* [Task to complete] Copy everything in the listing below word for word, apart from any images.
====== The data
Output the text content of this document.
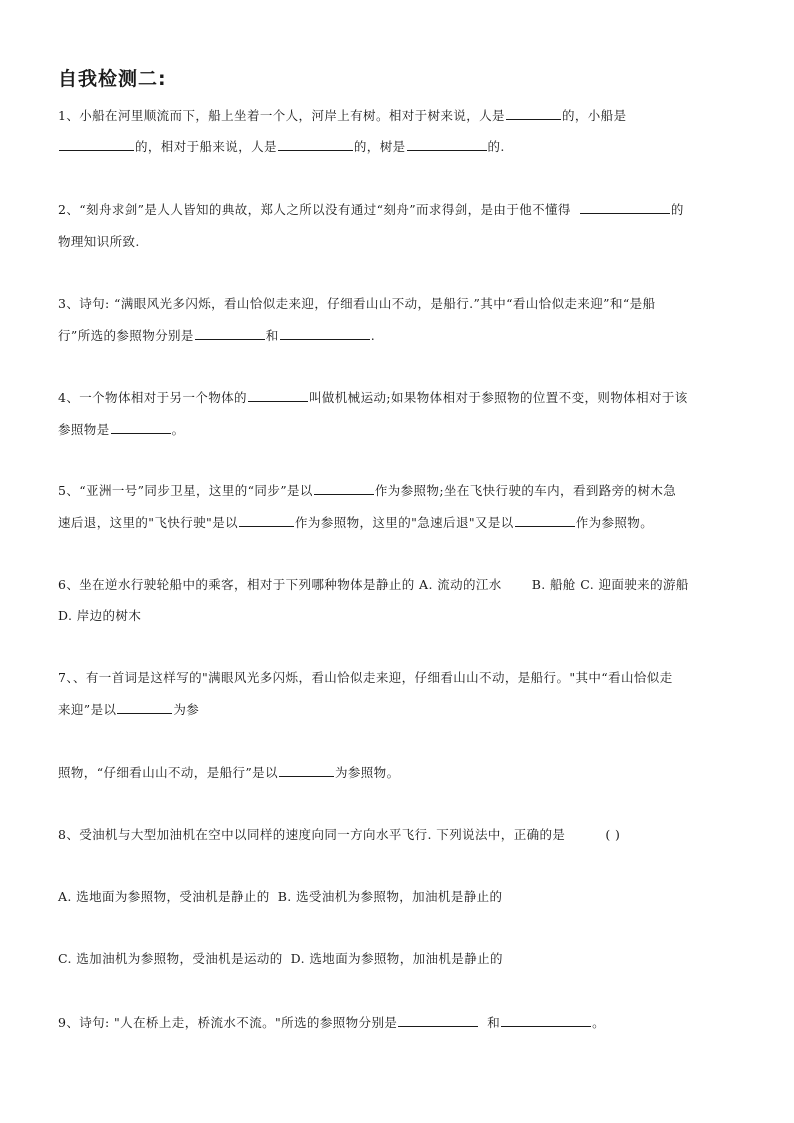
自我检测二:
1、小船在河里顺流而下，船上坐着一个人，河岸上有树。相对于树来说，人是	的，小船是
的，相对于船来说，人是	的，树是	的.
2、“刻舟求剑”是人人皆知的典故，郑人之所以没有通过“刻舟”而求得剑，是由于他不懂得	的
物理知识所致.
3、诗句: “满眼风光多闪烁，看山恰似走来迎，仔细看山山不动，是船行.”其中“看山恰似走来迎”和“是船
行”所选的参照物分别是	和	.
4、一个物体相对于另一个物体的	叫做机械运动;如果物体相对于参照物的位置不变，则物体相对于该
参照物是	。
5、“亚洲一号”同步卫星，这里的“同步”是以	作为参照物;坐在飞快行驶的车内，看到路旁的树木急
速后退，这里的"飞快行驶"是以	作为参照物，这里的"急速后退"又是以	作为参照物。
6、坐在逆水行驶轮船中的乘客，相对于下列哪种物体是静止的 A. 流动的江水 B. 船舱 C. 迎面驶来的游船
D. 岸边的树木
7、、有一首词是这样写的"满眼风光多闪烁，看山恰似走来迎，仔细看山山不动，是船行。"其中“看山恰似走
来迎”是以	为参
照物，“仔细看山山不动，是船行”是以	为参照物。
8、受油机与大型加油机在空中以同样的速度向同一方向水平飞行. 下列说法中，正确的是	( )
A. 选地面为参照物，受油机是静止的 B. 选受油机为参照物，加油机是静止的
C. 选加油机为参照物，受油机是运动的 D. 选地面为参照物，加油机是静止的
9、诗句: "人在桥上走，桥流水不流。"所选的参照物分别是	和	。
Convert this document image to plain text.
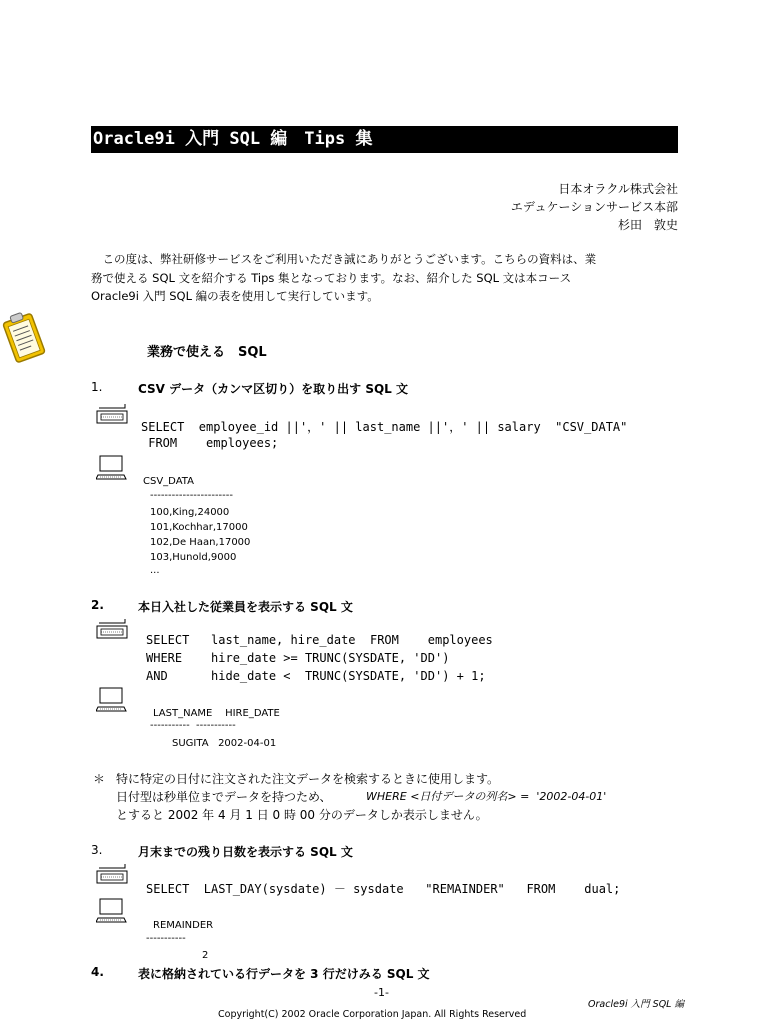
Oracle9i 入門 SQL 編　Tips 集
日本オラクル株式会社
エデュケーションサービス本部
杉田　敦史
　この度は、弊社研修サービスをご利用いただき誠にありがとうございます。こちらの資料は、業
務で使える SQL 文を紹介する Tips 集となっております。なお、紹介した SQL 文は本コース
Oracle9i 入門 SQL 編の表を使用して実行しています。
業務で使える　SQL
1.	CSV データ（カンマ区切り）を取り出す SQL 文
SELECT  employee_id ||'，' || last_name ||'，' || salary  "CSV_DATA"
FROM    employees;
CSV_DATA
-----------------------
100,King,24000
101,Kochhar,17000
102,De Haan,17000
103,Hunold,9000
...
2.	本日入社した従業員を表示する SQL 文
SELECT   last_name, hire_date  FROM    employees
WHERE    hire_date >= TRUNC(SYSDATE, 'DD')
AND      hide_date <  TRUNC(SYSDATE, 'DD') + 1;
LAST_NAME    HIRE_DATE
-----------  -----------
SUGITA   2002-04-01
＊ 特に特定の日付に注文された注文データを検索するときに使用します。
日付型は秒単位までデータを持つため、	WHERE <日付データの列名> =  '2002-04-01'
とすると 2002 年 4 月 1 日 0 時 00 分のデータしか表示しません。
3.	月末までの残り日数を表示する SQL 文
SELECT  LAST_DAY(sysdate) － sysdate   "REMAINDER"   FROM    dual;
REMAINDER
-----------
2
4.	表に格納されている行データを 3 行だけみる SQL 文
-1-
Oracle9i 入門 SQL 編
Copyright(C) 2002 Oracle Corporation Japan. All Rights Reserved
============
* [Finished exercise]
Output the text content of this document.
自我检测二:
1、小船在河里顺流而下，船上坐着一个人，河岸上有树。相对于树来说，人是	的，小船是
的，相对于船来说，人是	的，树是	的.
2、“刻舟求剑”是人人皆知的典故，郑人之所以没有通过“刻舟”而求得剑，是由于他不懂得	的
物理知识所致.
3、诗句: “满眼风光多闪烁，看山恰似走来迎，仔细看山山不动，是船行.”其中“看山恰似走来迎”和“是船
行”所选的参照物分别是	和	.
4、一个物体相对于另一个物体的	叫做机械运动;如果物体相对于参照物的位置不变，则物体相对于该
参照物是	。
5、“亚洲一号”同步卫星，这里的“同步”是以	作为参照物;坐在飞快行驶的车内，看到路旁的树木急
速后退，这里的"飞快行驶"是以	作为参照物，这里的"急速后退"又是以	作为参照物。
6、坐在逆水行驶轮船中的乘客，相对于下列哪种物体是静止的 A. 流动的江水 B. 船舱 C. 迎面驶来的游船
D. 岸边的树木
7、、有一首词是这样写的"满眼风光多闪烁，看山恰似走来迎，仔细看山山不动，是船行。"其中“看山恰似走
来迎”是以	为参
照物，“仔细看山山不动，是船行”是以	为参照物。
8、受油机与大型加油机在空中以同样的速度向同一方向水平飞行. 下列说法中，正确的是	( )
A. 选地面为参照物，受油机是静止的 B. 选受油机为参照物，加油机是静止的
C. 选加油机为参照物，受油机是运动的 D. 选地面为参照物，加油机是静止的
9、诗句: "人在桥上走，桥流水不流。"所选的参照物分别是	和	。
Convert this document image to plain text.
Oracle9i 入門 SQL 編　Tips 集
日本オラクル株式会社
エデュケーションサービス本部
杉田　敦史
　この度は、弊社研修サービスをご利用いただき誠にありがとうございます。こちらの資料は、業
務で使える SQL 文を紹介する Tips 集となっております。なお、紹介した SQL 文は本コース
Oracle9i 入門 SQL 編の表を使用して実行しています。
業務で使える　SQL
1.	CSV データ（カンマ区切り）を取り出す SQL 文
SELECT  employee_id ||'，' || last_name ||'，' || salary  "CSV_DATA"
FROM    employees;
CSV_DATA
-----------------------
100,King,24000
101,Kochhar,17000
102,De Haan,17000
103,Hunold,9000
...
2.	本日入社した従業員を表示する SQL 文
SELECT   last_name, hire_date  FROM    employees
WHERE    hire_date >= TRUNC(SYSDATE, 'DD')
AND      hide_date <  TRUNC(SYSDATE, 'DD') + 1;
LAST_NAME    HIRE_DATE
-----------  -----------
SUGITA   2002-04-01
＊ 特に特定の日付に注文された注文データを検索するときに使用します。
日付型は秒単位までデータを持つため、	WHERE <日付データの列名> =  '2002-04-01'
とすると 2002 年 4 月 1 日 0 時 00 分のデータしか表示しません。
3.	月末までの残り日数を表示する SQL 文
SELECT  LAST_DAY(sysdate) － sysdate   "REMAINDER"   FROM    dual;
REMAINDER
-----------
2
4.	表に格納されている行データを 3 行だけみる SQL 文
-1-
Oracle9i 入門 SQL 編
Copyright(C) 2002 Oracle Corporation Japan. All Rights Reserved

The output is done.